Data to use:
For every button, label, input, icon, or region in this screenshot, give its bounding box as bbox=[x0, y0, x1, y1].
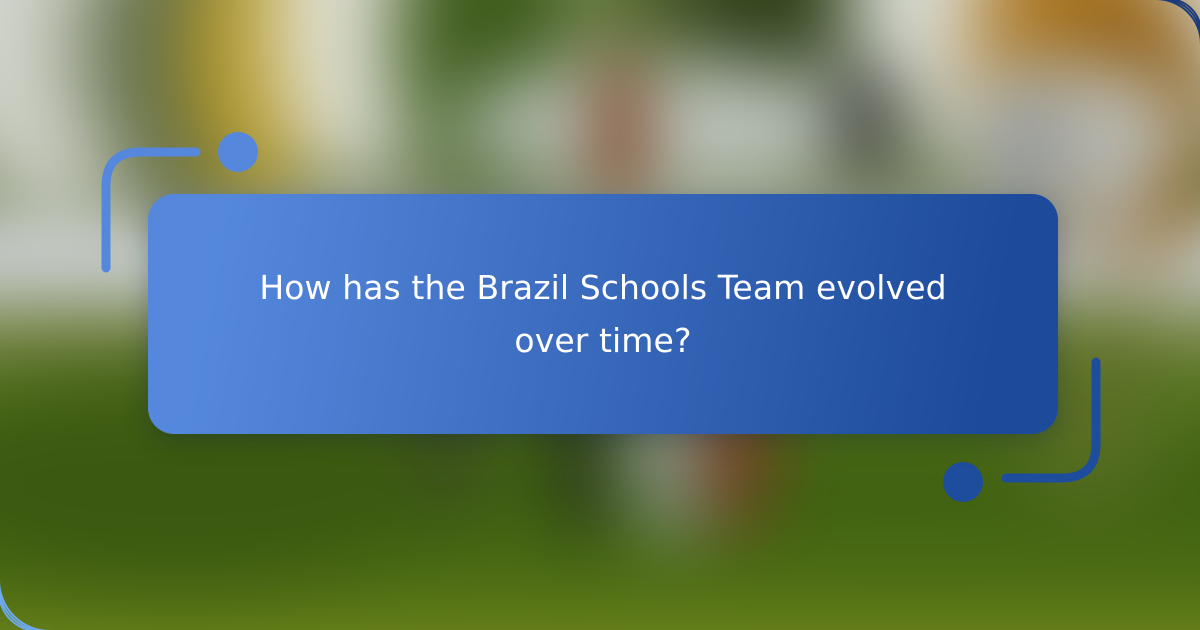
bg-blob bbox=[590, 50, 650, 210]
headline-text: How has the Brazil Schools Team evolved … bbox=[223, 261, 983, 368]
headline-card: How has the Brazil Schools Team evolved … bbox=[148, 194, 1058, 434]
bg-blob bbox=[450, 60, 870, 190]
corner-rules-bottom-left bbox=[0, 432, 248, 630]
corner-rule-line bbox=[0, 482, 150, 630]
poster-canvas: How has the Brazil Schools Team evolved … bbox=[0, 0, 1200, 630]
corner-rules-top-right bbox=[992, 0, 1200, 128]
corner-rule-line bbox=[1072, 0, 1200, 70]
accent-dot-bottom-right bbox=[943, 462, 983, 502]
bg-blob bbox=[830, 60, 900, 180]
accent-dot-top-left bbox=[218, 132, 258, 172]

Work required: Copy the material above word for word, line by line, but leave out the picture.

Expected answer:
For every button, label, input, icon, or region in this screenshot, give its bounding box as bbox=[x0, y0, x1, y1].
bg-blob bbox=[590, 50, 650, 210]
headline-text: How has the Brazil Schools Team evolved … bbox=[223, 261, 983, 368]
headline-card: How has the Brazil Schools Team evolved … bbox=[148, 194, 1058, 434]
bg-blob bbox=[450, 60, 870, 190]
corner-rules-bottom-left bbox=[0, 432, 248, 630]
corner-rule-line bbox=[0, 482, 150, 630]
poster-canvas: How has the Brazil Schools Team evolved … bbox=[0, 0, 1200, 630]
corner-rules-top-right bbox=[992, 0, 1200, 128]
corner-rule-line bbox=[1072, 0, 1200, 70]
accent-dot-bottom-right bbox=[943, 462, 983, 502]
bg-blob bbox=[830, 60, 900, 180]
accent-dot-top-left bbox=[218, 132, 258, 172]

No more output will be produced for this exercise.